▶ _DIRECTION_
Express as a JSON list of strings, one string per line, everything from the line containing "muscle-label: Muscle xyxy=(1308,553,1390,583)" down to the line containing "emitter-label-line1: Emitter xyxy=(592,283,668,310)", both included.

▶ _Labeled region entries_
○ ○ ○ ○ ○
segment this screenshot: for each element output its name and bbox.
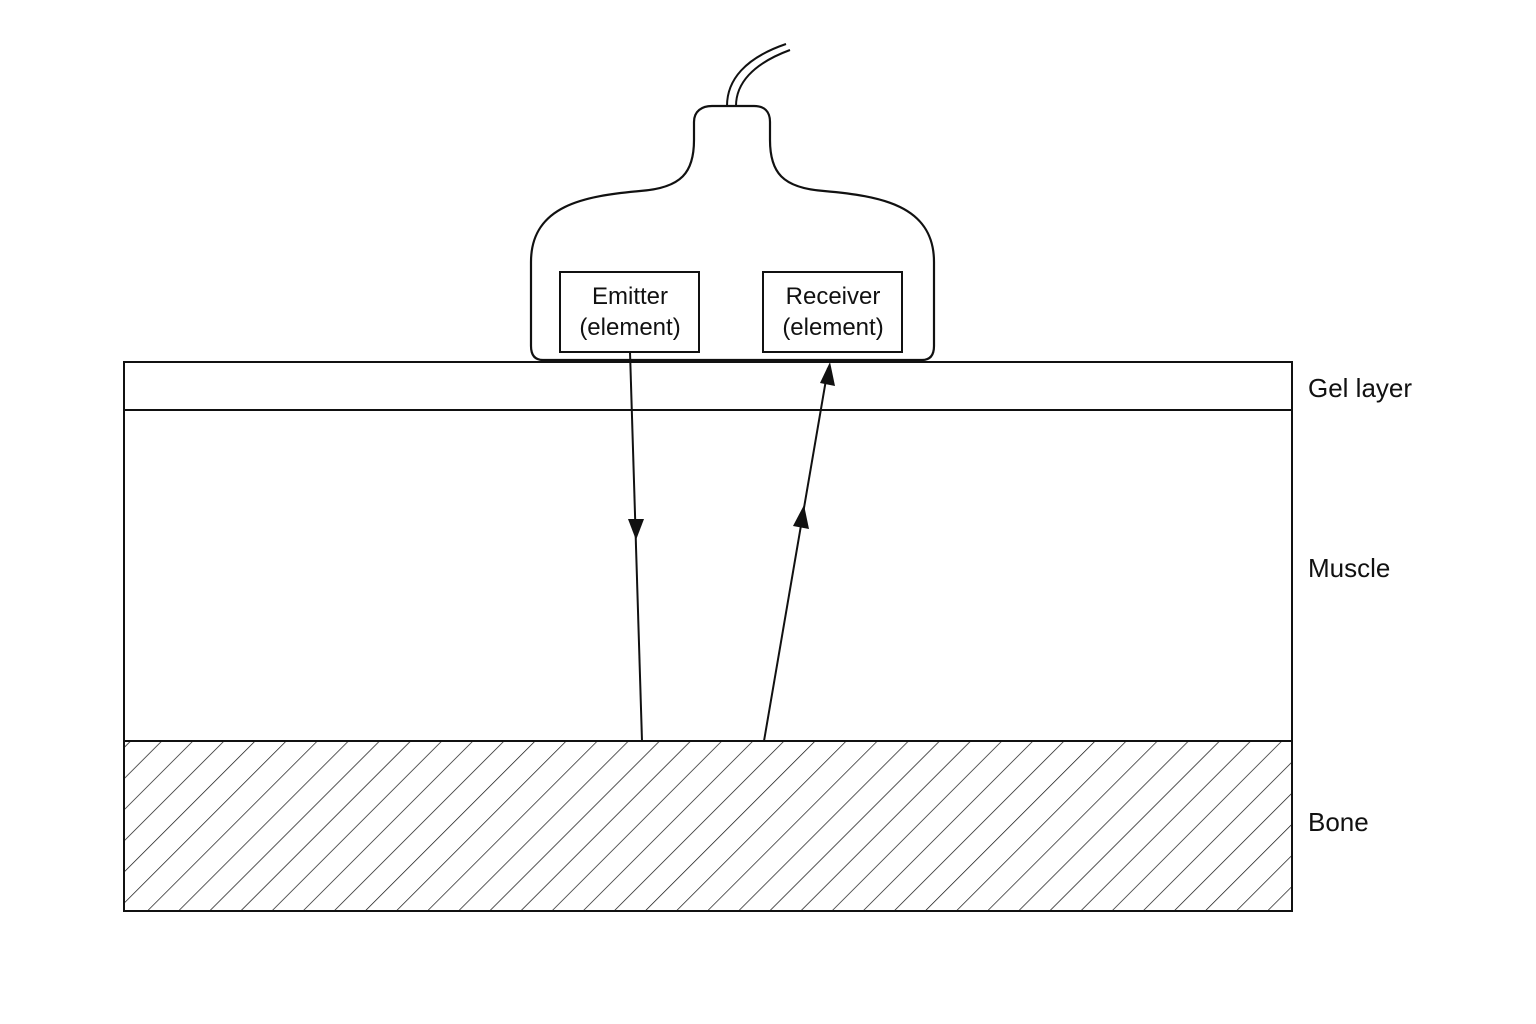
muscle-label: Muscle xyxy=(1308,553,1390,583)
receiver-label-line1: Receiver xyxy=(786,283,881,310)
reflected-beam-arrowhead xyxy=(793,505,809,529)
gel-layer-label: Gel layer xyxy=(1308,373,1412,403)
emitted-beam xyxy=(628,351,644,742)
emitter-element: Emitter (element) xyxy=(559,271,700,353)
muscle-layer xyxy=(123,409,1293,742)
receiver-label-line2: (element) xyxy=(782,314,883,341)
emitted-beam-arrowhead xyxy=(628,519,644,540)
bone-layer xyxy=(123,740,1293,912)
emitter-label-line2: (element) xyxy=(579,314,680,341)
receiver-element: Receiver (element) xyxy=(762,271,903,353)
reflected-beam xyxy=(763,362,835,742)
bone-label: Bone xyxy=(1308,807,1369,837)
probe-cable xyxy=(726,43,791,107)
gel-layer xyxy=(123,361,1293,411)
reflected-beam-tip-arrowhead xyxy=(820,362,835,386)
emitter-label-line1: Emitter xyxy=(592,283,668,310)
○ ○ ○ ○ ○
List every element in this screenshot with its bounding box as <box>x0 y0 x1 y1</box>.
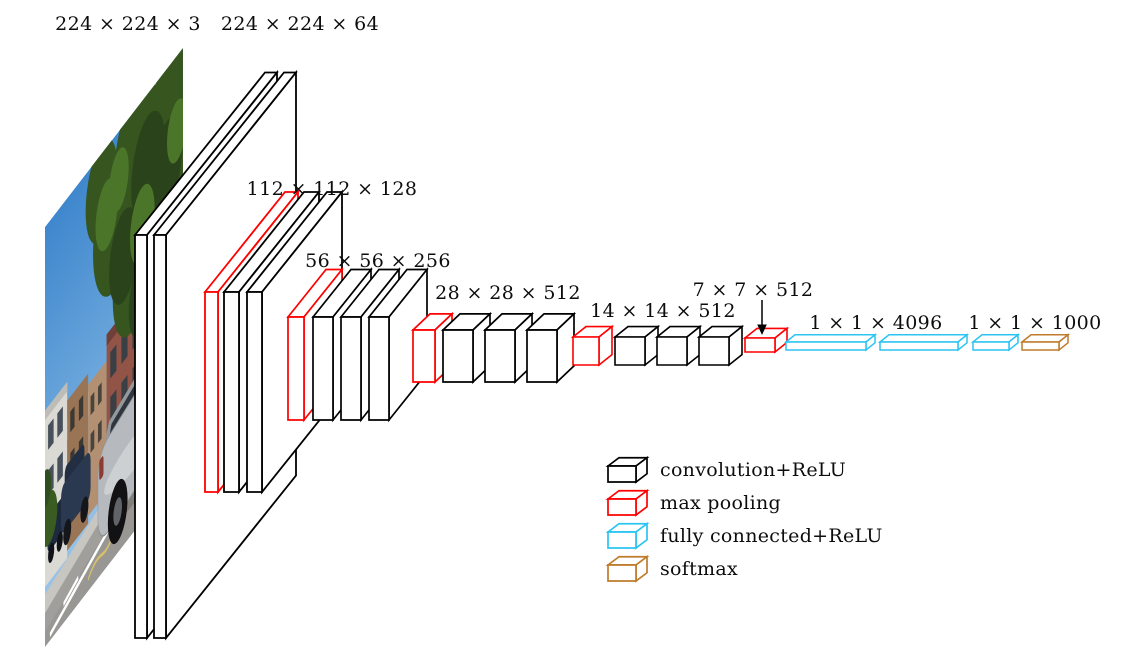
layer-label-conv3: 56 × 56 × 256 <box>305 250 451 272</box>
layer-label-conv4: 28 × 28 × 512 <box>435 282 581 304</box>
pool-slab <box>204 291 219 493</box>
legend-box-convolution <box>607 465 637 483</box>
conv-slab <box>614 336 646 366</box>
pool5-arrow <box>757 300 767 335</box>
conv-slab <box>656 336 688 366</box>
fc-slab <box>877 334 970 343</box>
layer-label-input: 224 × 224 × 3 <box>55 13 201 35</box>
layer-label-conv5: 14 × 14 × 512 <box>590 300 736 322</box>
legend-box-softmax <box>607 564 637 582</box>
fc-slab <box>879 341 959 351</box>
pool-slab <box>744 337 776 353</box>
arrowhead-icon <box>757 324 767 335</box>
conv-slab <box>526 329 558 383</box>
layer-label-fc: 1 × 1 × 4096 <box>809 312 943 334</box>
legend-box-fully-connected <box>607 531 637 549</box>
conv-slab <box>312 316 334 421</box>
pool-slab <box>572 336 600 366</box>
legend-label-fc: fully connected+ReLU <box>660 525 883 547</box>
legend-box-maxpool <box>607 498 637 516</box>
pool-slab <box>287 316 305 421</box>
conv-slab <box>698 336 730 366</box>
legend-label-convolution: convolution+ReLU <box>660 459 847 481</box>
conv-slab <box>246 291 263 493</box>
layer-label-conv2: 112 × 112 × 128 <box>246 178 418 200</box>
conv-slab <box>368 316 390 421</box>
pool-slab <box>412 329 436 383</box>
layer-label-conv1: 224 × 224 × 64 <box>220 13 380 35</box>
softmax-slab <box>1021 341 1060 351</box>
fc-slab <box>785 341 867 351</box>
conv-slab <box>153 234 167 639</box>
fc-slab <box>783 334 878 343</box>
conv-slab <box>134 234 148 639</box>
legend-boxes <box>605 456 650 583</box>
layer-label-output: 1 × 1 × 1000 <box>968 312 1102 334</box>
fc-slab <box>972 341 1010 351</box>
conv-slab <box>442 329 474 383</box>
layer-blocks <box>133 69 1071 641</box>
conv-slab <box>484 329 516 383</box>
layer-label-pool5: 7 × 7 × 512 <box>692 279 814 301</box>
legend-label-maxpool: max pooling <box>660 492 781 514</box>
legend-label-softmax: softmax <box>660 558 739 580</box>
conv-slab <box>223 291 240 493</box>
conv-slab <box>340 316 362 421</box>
○ ○ ○ ○ ○
▶ _TASK OUTPUT_
[
  "muscle-label: Muscle xyxy=(1308,553,1390,583)",
  "receiver-label-line1: Receiver xyxy=(786,283,881,310)",
  "reflected-beam-arrowhead xyxy=(793,505,809,529)",
  "gel-layer-label: Gel layer xyxy=(1308,373,1412,403)",
  "emitted-beam xyxy=(628,351,644,742)",
  "emitter-element: Emitter (element) xyxy=(559,271,700,353)",
  "muscle-layer xyxy=(123,409,1293,742)",
  "receiver-label-line2: (element) xyxy=(782,314,883,341)",
  "emitted-beam-arrowhead xyxy=(628,519,644,540)",
  "bone-layer xyxy=(123,740,1293,912)",
  "emitter-label-line2: (element) xyxy=(579,314,680,341)",
  "receiver-element: Receiver (element) xyxy=(762,271,903,353)",
  "reflected-beam xyxy=(763,362,835,742)",
  "bone-label: Bone xyxy=(1308,807,1369,837)",
  "probe-cable xyxy=(726,43,791,107)",
  "gel-layer xyxy=(123,361,1293,411)",
  "reflected-beam-tip-arrowhead xyxy=(820,362,835,386)",
  "emitter-label-line1: Emitter xyxy=(592,283,668,310)"
]